--- start of Material ---
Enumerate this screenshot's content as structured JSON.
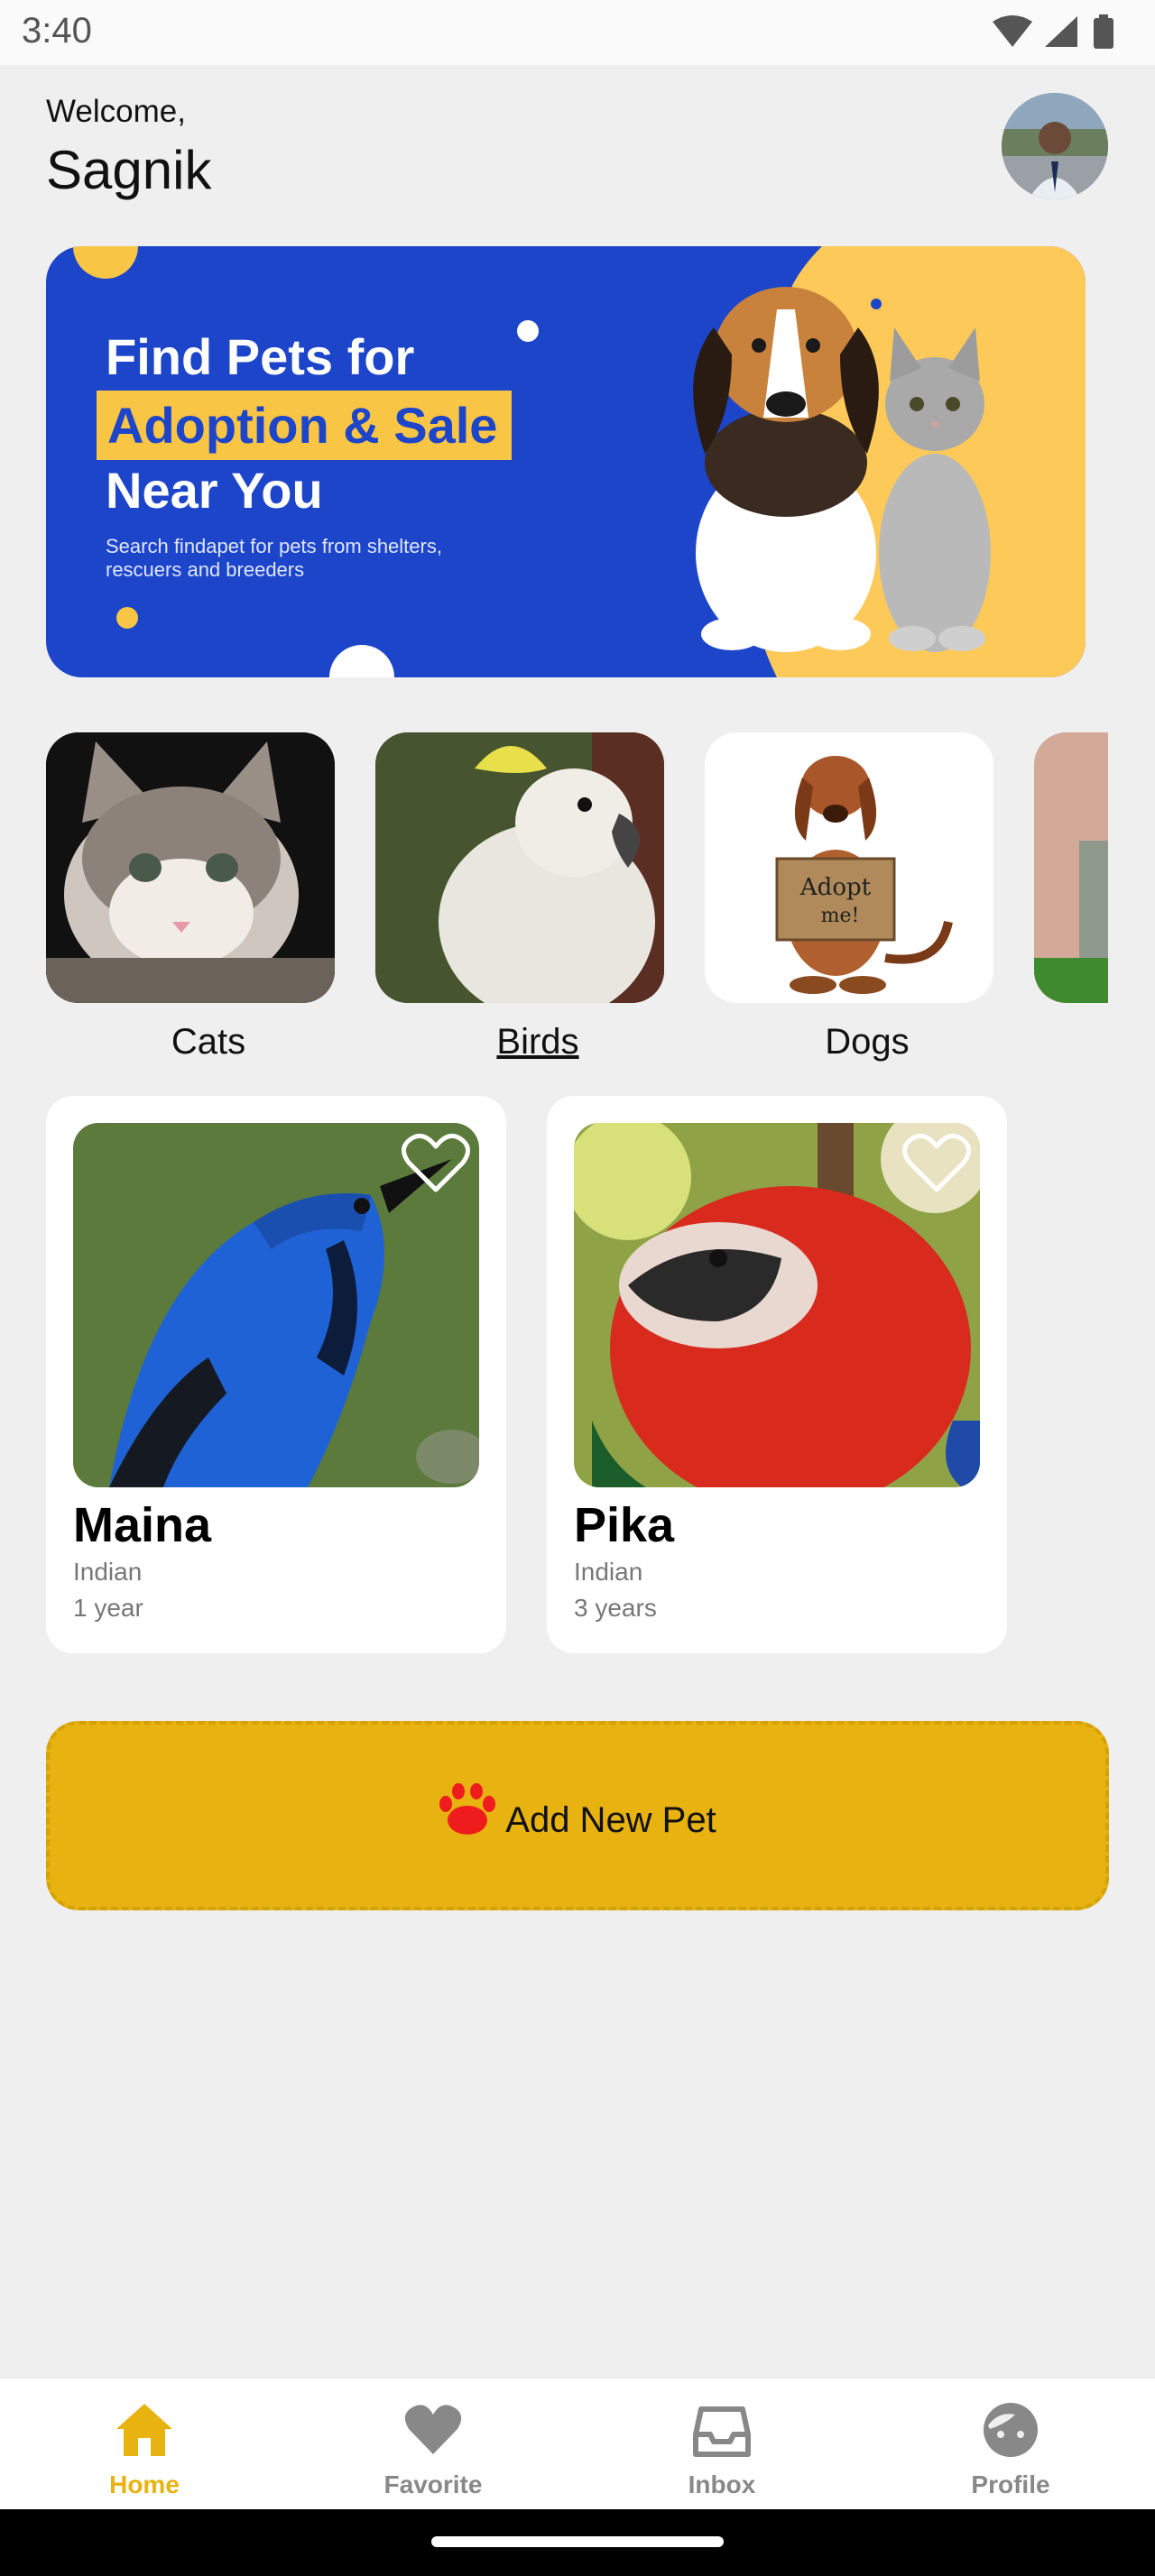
{
  "status_bar": {
    "time": "3:40"
  },
  "header": {
    "welcome": "Welcome,",
    "name": "Sagnik"
  },
  "banner": {
    "line1": "Find Pets for",
    "line2": "Adoption & Sale",
    "line3": "Near You",
    "subtitle": "Search findapet for pets from shelters, rescuers and breeders"
  },
  "categories": [
    {
      "label": "Cats",
      "selected": false
    },
    {
      "label": "Birds",
      "selected": true
    },
    {
      "label": "Dogs",
      "selected": false
    },
    {
      "label": "",
      "selected": false
    }
  ],
  "pets": [
    {
      "name": "Maina",
      "breed": "Indian",
      "age": "1 year",
      "favorited": false
    },
    {
      "name": "Pika",
      "breed": "Indian",
      "age": "3 years",
      "favorited": false
    }
  ],
  "add_pet": {
    "label": "Add New Pet"
  },
  "bottom_nav": [
    {
      "label": "Home",
      "icon": "home-icon",
      "active": true
    },
    {
      "label": "Favorite",
      "icon": "heart-icon",
      "active": false
    },
    {
      "label": "Inbox",
      "icon": "inbox-icon",
      "active": false
    },
    {
      "label": "Profile",
      "icon": "profile-icon",
      "active": false
    }
  ],
  "colors": {
    "accent": "#e8b310",
    "banner_blue": "#1d45c9",
    "banner_yellow": "#f8c545",
    "paw": "#ee1c1c"
  }
}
--- end of Material ---
> **Problem description**: Restate the whole of the material word for word without the pictures.

> **Exercise output**:
Enumerate this screenshot's content as structured JSON.
{
  "status_bar": {
    "time": "3:40"
  },
  "header": {
    "welcome": "Welcome,",
    "name": "Sagnik"
  },
  "banner": {
    "line1": "Find Pets for",
    "line2": "Adoption & Sale",
    "line3": "Near You",
    "subtitle": "Search findapet for pets from shelters, rescuers and breeders"
  },
  "categories": [
    {
      "label": "Cats",
      "selected": false
    },
    {
      "label": "Birds",
      "selected": true
    },
    {
      "label": "Dogs",
      "selected": false
    },
    {
      "label": "",
      "selected": false
    }
  ],
  "pets": [
    {
      "name": "Maina",
      "breed": "Indian",
      "age": "1 year",
      "favorited": false
    },
    {
      "name": "Pika",
      "breed": "Indian",
      "age": "3 years",
      "favorited": false
    }
  ],
  "add_pet": {
    "label": "Add New Pet"
  },
  "bottom_nav": [
    {
      "label": "Home",
      "icon": "home-icon",
      "active": true
    },
    {
      "label": "Favorite",
      "icon": "heart-icon",
      "active": false
    },
    {
      "label": "Inbox",
      "icon": "inbox-icon",
      "active": false
    },
    {
      "label": "Profile",
      "icon": "profile-icon",
      "active": false
    }
  ],
  "colors": {
    "accent": "#e8b310",
    "banner_blue": "#1d45c9",
    "banner_yellow": "#f8c545",
    "paw": "#ee1c1c"
  }
}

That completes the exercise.